**SUPPLIED ENTRIES**
***

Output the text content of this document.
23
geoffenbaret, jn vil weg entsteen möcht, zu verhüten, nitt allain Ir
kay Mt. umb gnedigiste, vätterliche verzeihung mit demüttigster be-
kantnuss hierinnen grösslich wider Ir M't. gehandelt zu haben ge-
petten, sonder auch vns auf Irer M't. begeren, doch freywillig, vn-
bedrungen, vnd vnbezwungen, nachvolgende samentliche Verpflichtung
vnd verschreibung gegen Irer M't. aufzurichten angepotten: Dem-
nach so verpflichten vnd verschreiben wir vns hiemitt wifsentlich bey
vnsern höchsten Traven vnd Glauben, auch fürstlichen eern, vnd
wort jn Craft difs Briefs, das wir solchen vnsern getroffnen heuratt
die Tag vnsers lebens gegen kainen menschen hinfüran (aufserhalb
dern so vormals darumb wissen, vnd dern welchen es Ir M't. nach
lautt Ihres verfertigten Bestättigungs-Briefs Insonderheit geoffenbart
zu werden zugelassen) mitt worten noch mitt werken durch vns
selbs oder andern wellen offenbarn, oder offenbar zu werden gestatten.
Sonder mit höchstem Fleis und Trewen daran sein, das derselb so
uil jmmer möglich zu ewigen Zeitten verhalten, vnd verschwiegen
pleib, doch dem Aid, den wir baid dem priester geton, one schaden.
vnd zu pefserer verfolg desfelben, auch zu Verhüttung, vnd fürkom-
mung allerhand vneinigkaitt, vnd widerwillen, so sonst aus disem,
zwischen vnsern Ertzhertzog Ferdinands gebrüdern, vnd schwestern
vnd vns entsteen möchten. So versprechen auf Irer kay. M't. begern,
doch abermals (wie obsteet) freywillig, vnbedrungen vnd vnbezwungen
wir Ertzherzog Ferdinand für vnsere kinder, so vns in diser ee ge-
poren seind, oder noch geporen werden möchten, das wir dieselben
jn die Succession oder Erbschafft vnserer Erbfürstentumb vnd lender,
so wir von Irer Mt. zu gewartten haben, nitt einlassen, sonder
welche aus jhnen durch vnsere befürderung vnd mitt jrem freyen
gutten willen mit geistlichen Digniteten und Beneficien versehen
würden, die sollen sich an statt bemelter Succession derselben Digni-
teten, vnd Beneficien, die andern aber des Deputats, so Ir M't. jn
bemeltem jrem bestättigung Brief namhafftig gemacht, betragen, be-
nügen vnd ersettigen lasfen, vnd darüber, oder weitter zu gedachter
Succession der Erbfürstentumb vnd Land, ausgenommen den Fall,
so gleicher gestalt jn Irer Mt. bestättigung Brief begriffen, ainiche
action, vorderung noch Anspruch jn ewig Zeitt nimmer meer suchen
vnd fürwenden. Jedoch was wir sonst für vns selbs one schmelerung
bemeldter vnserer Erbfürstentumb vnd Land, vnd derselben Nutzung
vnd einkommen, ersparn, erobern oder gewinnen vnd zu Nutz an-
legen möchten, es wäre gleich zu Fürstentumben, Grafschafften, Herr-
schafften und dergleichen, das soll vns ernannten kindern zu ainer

***

**BRIEF**
Copy out every line of the listing that contains the string "durch".

**SOLUTION FOR THIS PROBLEM**
zu werden zugelassen) mitt worten noch mitt werken durch vns
welche aus jhnen durch vnsere befürderung vnd mitt jrem freyen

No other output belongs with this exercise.